Make an exact copy of all the material below, apart from the pictures.

_ _ _ _ _

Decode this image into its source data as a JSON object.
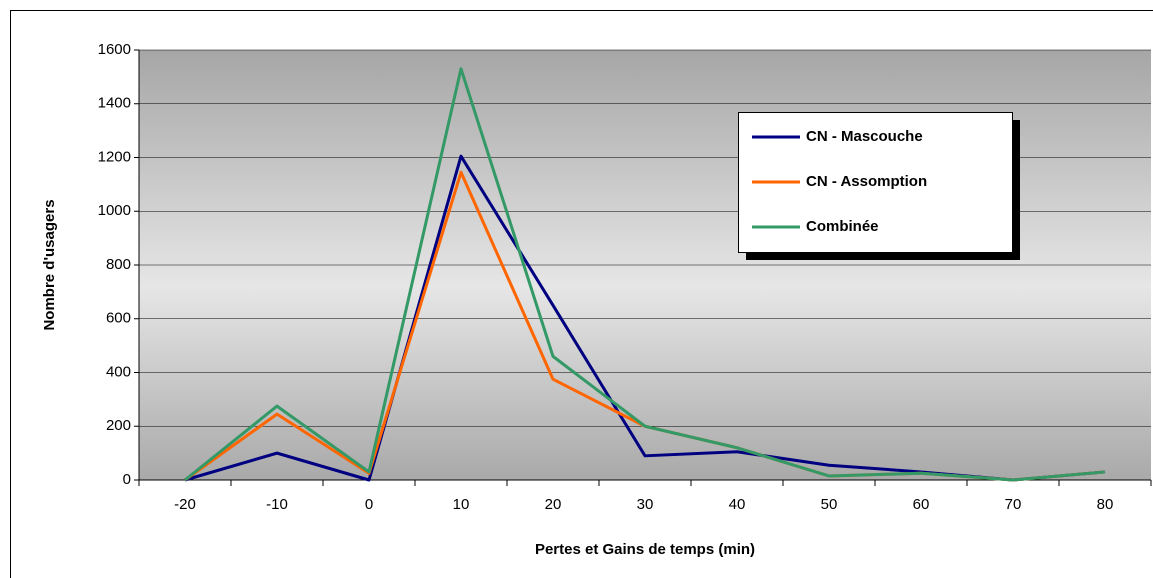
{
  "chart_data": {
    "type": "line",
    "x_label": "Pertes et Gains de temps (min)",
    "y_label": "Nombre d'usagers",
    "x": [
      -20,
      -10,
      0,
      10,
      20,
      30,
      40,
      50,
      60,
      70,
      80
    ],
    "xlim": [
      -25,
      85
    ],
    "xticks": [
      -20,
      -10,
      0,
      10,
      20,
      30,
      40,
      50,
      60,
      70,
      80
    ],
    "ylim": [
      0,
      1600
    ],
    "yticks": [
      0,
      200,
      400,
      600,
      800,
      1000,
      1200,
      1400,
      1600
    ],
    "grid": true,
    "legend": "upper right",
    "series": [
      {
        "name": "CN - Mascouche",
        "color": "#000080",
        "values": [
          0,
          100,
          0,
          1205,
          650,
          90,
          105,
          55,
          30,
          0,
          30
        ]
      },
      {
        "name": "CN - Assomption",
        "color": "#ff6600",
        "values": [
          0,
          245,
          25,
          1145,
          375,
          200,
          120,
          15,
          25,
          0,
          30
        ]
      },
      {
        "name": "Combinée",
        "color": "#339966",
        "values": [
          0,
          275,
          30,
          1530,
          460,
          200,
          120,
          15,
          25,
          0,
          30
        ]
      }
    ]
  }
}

_ _ _ _ _

# COMPLETED EXERCISE
Decode this image into its source data as a JSON object.
{
  "chart_data": {
    "type": "line",
    "x_label": "Pertes et Gains de temps (min)",
    "y_label": "Nombre d'usagers",
    "x": [
      -20,
      -10,
      0,
      10,
      20,
      30,
      40,
      50,
      60,
      70,
      80
    ],
    "xlim": [
      -25,
      85
    ],
    "xticks": [
      -20,
      -10,
      0,
      10,
      20,
      30,
      40,
      50,
      60,
      70,
      80
    ],
    "ylim": [
      0,
      1600
    ],
    "yticks": [
      0,
      200,
      400,
      600,
      800,
      1000,
      1200,
      1400,
      1600
    ],
    "grid": true,
    "legend": "upper right",
    "series": [
      {
        "name": "CN - Mascouche",
        "color": "#000080",
        "values": [
          0,
          100,
          0,
          1205,
          650,
          90,
          105,
          55,
          30,
          0,
          30
        ]
      },
      {
        "name": "CN - Assomption",
        "color": "#ff6600",
        "values": [
          0,
          245,
          25,
          1145,
          375,
          200,
          120,
          15,
          25,
          0,
          30
        ]
      },
      {
        "name": "Combinée",
        "color": "#339966",
        "values": [
          0,
          275,
          30,
          1530,
          460,
          200,
          120,
          15,
          25,
          0,
          30
        ]
      }
    ]
  }
}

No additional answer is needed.